## Given task
Leave out the pictures and transcribe everything else exactly.

## Stored rows
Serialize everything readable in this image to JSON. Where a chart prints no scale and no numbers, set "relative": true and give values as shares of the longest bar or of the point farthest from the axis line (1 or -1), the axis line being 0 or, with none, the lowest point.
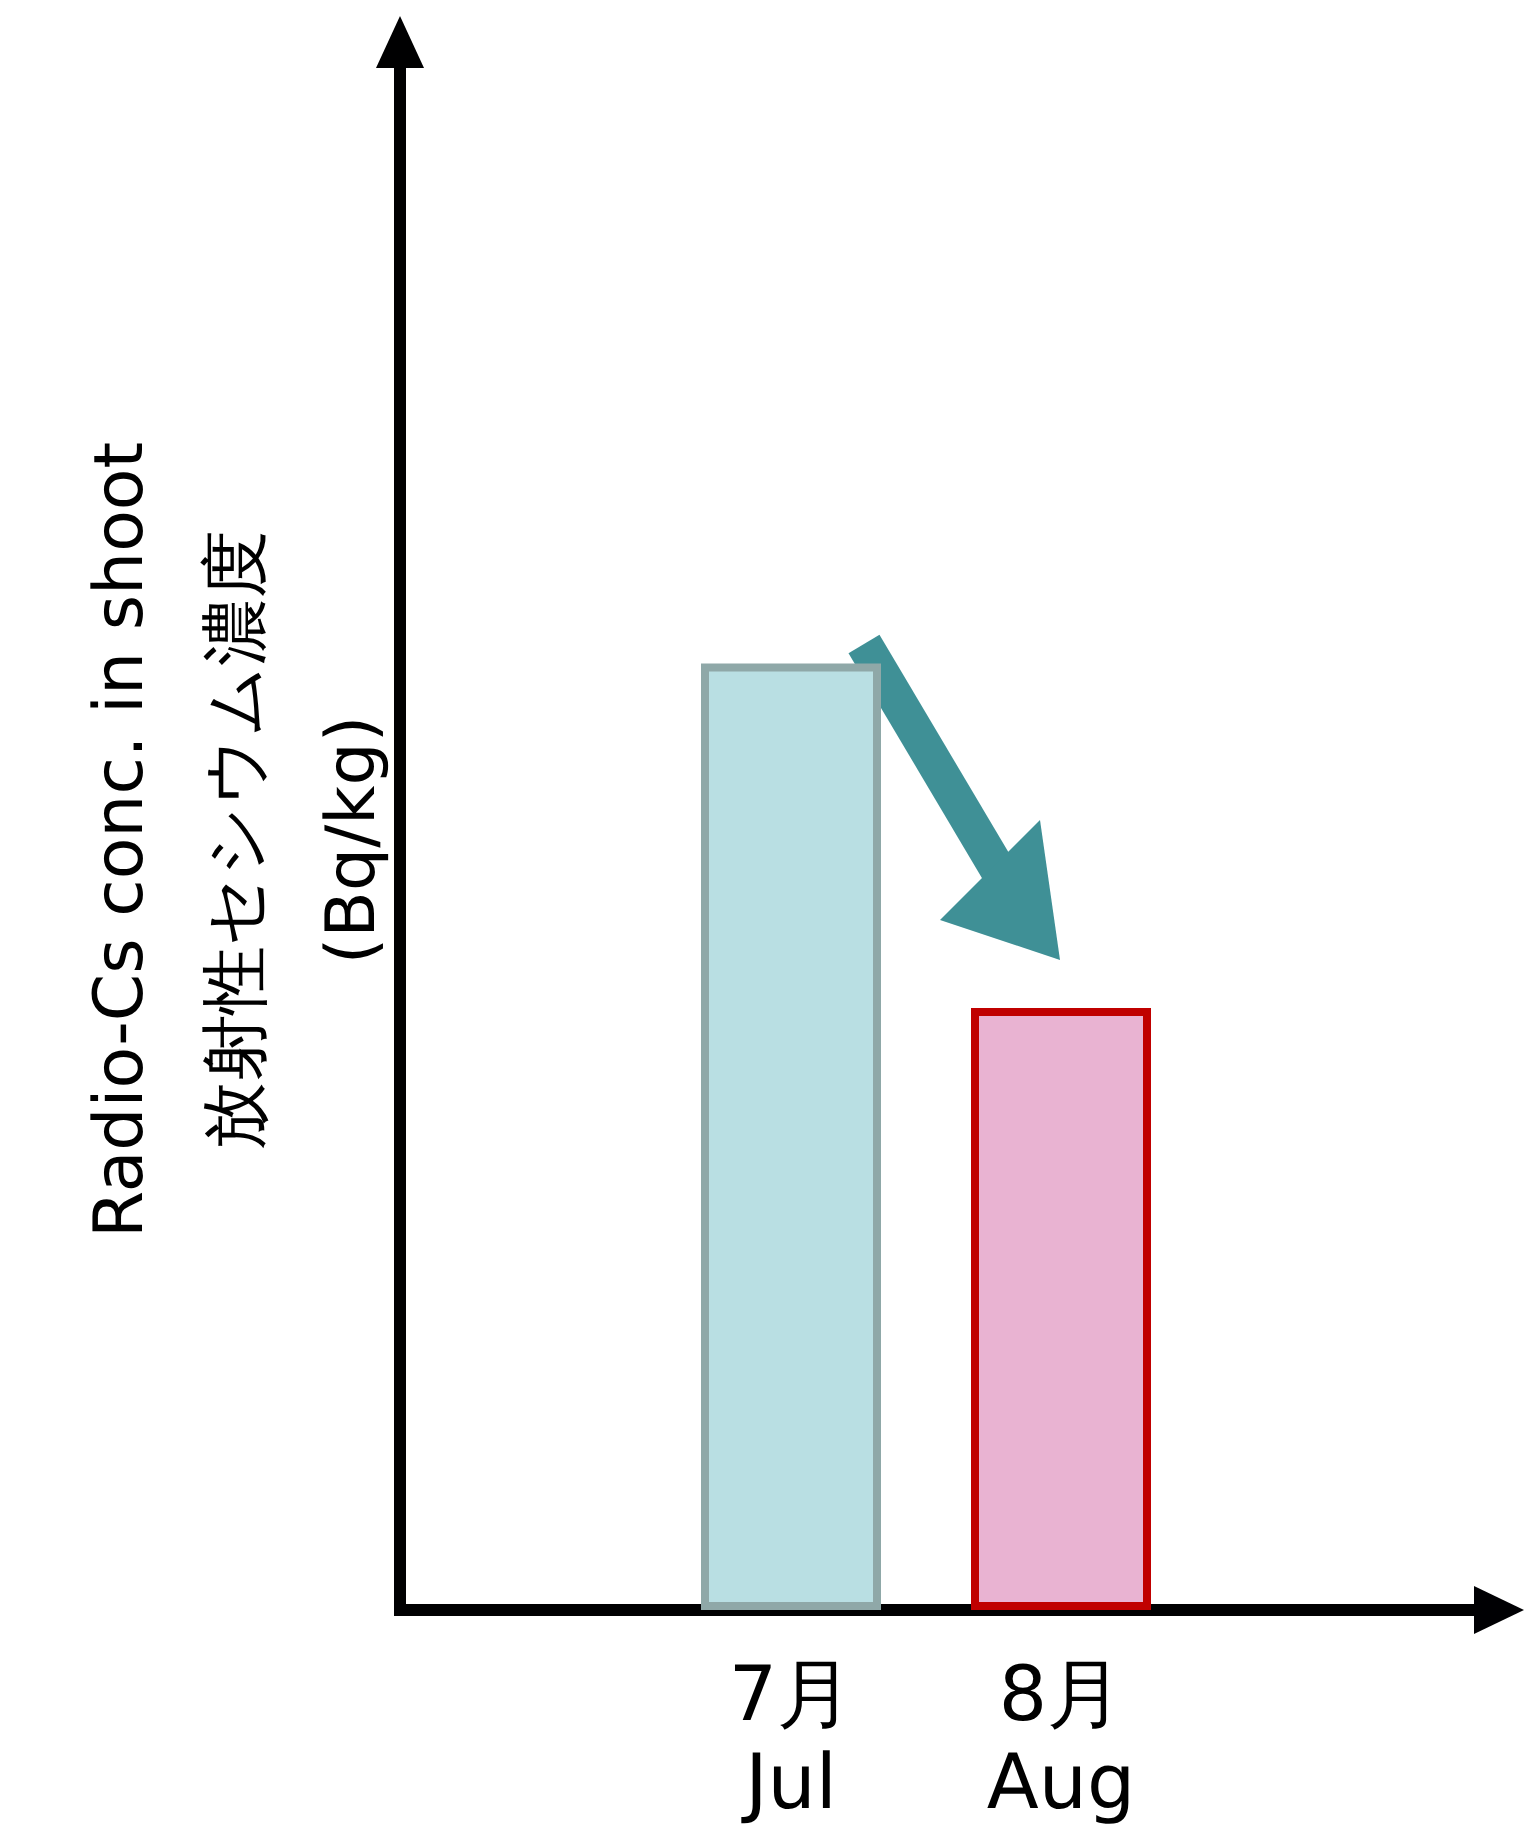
{
  "chart_data": {
    "type": "bar",
    "relative": true,
    "ylabel": "Radio-Cs conc. in shoot\n放射性セシウム濃度\n(Bq/kg)",
    "categories": [
      "7月\nJul",
      "8月\nAug"
    ],
    "values": [
      1,
      0.636
    ],
    "colors": [
      "#b9dfe3",
      "#e9b3d2"
    ],
    "grid": false
  }
}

## Completed exercise
Serialize everything readable in this image to JSON. Where a chart prints no scale and no numbers, set "relative": true and give values as shares of the longest bar or of the point farthest from the axis line (1 or -1), the axis line being 0 or, with none, the lowest point.
{
  "chart_data": {
    "type": "bar",
    "relative": true,
    "ylabel": "Radio-Cs conc. in shoot\n放射性セシウム濃度\n(Bq/kg)",
    "categories": [
      "7月\nJul",
      "8月\nAug"
    ],
    "values": [
      1,
      0.636
    ],
    "colors": [
      "#b9dfe3",
      "#e9b3d2"
    ],
    "grid": false
  }
}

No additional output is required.